Prompt:
Every line that includes the word "วยเหล" is to be listed.

Stored records
## Start
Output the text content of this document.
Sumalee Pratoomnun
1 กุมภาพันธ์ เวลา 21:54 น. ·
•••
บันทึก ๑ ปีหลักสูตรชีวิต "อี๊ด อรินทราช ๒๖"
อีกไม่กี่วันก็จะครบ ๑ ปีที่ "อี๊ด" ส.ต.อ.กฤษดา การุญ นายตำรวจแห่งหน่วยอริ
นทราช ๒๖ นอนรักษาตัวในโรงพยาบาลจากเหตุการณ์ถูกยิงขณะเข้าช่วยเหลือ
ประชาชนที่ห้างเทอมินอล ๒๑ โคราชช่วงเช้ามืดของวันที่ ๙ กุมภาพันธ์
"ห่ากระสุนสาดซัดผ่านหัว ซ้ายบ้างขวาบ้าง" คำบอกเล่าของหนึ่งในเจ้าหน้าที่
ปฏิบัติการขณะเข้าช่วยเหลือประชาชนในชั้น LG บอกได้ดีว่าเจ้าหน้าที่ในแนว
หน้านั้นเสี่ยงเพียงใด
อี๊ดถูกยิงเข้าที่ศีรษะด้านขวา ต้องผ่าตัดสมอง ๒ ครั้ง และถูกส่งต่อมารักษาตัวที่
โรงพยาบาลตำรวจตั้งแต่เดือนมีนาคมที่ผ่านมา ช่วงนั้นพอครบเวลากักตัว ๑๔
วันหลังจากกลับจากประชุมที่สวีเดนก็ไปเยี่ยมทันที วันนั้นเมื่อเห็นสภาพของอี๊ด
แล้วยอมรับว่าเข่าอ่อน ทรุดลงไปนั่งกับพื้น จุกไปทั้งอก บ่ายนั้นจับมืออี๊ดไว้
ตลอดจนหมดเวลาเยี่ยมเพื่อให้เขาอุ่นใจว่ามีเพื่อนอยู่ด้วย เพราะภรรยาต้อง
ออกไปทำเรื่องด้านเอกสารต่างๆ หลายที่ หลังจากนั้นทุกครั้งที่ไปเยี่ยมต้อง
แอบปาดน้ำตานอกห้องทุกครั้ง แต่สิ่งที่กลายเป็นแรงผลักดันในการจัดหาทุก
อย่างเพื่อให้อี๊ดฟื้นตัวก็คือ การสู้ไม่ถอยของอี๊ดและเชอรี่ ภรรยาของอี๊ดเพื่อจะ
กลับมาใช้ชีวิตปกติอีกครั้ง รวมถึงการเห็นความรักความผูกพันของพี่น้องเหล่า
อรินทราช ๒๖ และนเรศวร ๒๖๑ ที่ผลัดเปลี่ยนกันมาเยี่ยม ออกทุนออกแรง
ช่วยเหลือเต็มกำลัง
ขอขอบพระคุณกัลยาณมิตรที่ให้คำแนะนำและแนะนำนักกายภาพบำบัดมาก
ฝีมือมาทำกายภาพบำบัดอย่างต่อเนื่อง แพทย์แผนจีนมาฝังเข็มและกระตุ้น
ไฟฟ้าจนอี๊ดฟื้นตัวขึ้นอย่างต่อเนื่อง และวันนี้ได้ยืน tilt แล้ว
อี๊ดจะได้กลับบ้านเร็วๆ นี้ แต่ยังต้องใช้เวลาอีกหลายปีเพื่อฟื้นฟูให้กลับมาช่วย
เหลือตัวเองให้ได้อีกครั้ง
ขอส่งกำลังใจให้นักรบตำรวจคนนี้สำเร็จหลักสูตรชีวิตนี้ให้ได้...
## End
Exercise solution:
นทราช ๒๖ นอนรักษาตัวในโรงพยาบาลจากเหตุการณ์ถูกยิงขณะเข้าช่วยเหลือ
ปฏิบัติการขณะเข้าช่วยเหลือประชาชนในชั้น LG บอกได้ดีว่าเจ้าหน้าที่ในแนว
ช่วยเหลือเต็มกำลัง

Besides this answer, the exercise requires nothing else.